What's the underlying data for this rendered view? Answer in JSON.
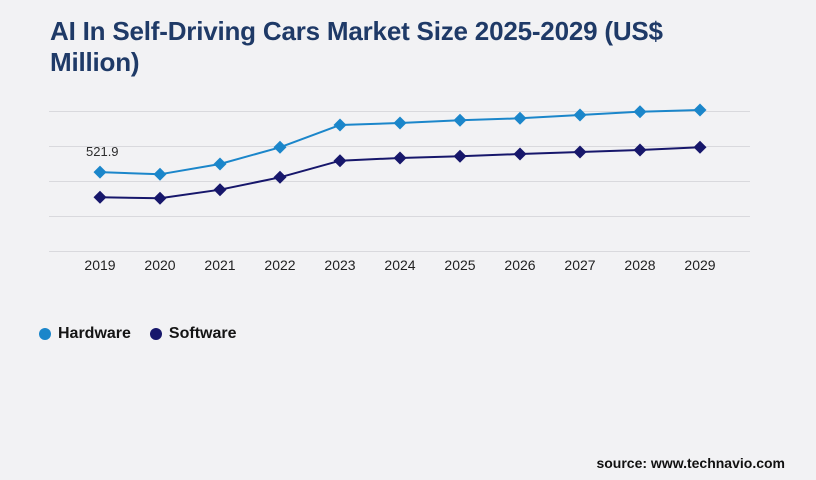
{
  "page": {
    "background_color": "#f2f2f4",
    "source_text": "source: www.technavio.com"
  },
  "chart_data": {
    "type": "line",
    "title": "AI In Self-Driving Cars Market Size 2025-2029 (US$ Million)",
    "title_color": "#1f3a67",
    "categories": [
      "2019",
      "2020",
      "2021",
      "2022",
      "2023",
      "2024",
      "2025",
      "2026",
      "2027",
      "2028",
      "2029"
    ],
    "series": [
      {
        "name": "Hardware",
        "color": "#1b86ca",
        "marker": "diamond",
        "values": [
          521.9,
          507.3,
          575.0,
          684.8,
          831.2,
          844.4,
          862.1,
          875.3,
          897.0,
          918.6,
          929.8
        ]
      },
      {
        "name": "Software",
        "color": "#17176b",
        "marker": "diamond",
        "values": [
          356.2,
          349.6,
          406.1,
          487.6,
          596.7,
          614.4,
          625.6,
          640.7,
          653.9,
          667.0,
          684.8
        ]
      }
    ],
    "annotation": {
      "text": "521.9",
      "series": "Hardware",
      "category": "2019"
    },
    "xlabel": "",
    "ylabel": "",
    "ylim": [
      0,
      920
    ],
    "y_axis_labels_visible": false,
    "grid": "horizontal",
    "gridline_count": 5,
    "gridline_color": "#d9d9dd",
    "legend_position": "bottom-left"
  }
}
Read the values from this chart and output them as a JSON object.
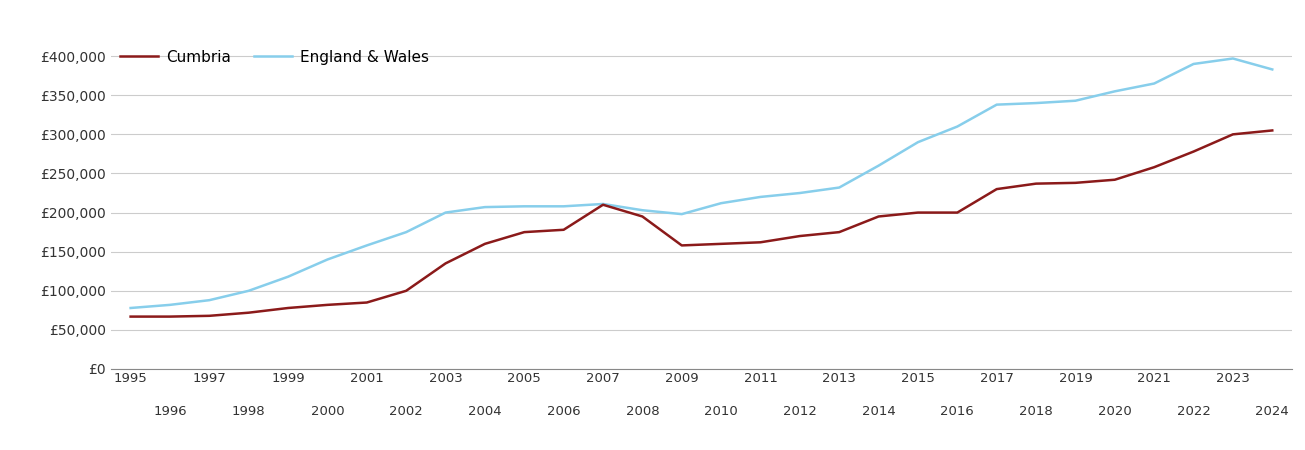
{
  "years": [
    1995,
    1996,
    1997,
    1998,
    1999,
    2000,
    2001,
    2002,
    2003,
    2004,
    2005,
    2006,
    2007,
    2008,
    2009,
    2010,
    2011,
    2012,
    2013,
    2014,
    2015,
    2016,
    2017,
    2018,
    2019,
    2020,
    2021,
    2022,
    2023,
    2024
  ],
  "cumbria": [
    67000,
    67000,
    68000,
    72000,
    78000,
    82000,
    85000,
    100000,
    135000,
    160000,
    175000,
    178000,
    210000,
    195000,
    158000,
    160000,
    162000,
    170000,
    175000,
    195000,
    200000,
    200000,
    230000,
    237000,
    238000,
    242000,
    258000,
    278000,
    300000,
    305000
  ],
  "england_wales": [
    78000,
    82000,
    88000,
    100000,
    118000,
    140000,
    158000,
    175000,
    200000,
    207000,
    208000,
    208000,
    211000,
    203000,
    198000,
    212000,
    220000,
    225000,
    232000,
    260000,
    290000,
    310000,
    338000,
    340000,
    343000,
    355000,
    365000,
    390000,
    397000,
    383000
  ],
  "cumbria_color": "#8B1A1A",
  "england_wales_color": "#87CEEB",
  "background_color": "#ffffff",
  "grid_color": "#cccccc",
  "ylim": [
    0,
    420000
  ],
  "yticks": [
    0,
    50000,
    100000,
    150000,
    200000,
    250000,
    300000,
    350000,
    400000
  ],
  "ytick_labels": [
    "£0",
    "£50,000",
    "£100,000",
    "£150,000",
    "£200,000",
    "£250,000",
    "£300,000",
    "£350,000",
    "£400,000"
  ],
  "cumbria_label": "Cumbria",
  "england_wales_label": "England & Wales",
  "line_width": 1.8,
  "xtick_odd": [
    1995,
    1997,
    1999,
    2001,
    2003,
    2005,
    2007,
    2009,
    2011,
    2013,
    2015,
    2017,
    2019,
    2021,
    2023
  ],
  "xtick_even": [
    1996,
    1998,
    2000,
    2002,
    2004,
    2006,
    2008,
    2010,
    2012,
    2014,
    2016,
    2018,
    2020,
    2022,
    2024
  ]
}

■ What is required: Return the entries unchanged, save for the pictures, which do not belong in the copy.

■ Task solution:
What's the underlying data for this rendered view? Answer in JSON.
{
  "page": {
    "background_color": "#f2f2f4",
    "source_text": "source: www.technavio.com"
  },
  "chart_data": {
    "type": "line",
    "title": "AI In Self-Driving Cars Market Size 2025-2029 (US$ Million)",
    "title_color": "#1f3a67",
    "categories": [
      "2019",
      "2020",
      "2021",
      "2022",
      "2023",
      "2024",
      "2025",
      "2026",
      "2027",
      "2028",
      "2029"
    ],
    "series": [
      {
        "name": "Hardware",
        "color": "#1b86ca",
        "marker": "diamond",
        "values": [
          521.9,
          507.3,
          575.0,
          684.8,
          831.2,
          844.4,
          862.1,
          875.3,
          897.0,
          918.6,
          929.8
        ]
      },
      {
        "name": "Software",
        "color": "#17176b",
        "marker": "diamond",
        "values": [
          356.2,
          349.6,
          406.1,
          487.6,
          596.7,
          614.4,
          625.6,
          640.7,
          653.9,
          667.0,
          684.8
        ]
      }
    ],
    "annotation": {
      "text": "521.9",
      "series": "Hardware",
      "category": "2019"
    },
    "xlabel": "",
    "ylabel": "",
    "ylim": [
      0,
      920
    ],
    "y_axis_labels_visible": false,
    "grid": "horizontal",
    "gridline_count": 5,
    "gridline_color": "#d9d9dd",
    "legend_position": "bottom-left"
  }
}
Read the values from this chart and output them as a JSON object.
{
  "years": [
    1995,
    1996,
    1997,
    1998,
    1999,
    2000,
    2001,
    2002,
    2003,
    2004,
    2005,
    2006,
    2007,
    2008,
    2009,
    2010,
    2011,
    2012,
    2013,
    2014,
    2015,
    2016,
    2017,
    2018,
    2019,
    2020,
    2021,
    2022,
    2023,
    2024
  ],
  "cumbria": [
    67000,
    67000,
    68000,
    72000,
    78000,
    82000,
    85000,
    100000,
    135000,
    160000,
    175000,
    178000,
    210000,
    195000,
    158000,
    160000,
    162000,
    170000,
    175000,
    195000,
    200000,
    200000,
    230000,
    237000,
    238000,
    242000,
    258000,
    278000,
    300000,
    305000
  ],
  "england_wales": [
    78000,
    82000,
    88000,
    100000,
    118000,
    140000,
    158000,
    175000,
    200000,
    207000,
    208000,
    208000,
    211000,
    203000,
    198000,
    212000,
    220000,
    225000,
    232000,
    260000,
    290000,
    310000,
    338000,
    340000,
    343000,
    355000,
    365000,
    390000,
    397000,
    383000
  ],
  "cumbria_color": "#8B1A1A",
  "england_wales_color": "#87CEEB",
  "background_color": "#ffffff",
  "grid_color": "#cccccc",
  "ylim": [
    0,
    420000
  ],
  "yticks": [
    0,
    50000,
    100000,
    150000,
    200000,
    250000,
    300000,
    350000,
    400000
  ],
  "ytick_labels": [
    "£0",
    "£50,000",
    "£100,000",
    "£150,000",
    "£200,000",
    "£250,000",
    "£300,000",
    "£350,000",
    "£400,000"
  ],
  "cumbria_label": "Cumbria",
  "england_wales_label": "England & Wales",
  "line_width": 1.8,
  "xtick_odd": [
    1995,
    1997,
    1999,
    2001,
    2003,
    2005,
    2007,
    2009,
    2011,
    2013,
    2015,
    2017,
    2019,
    2021,
    2023
  ],
  "xtick_even": [
    1996,
    1998,
    2000,
    2002,
    2004,
    2006,
    2008,
    2010,
    2012,
    2014,
    2016,
    2018,
    2020,
    2022,
    2024
  ]
}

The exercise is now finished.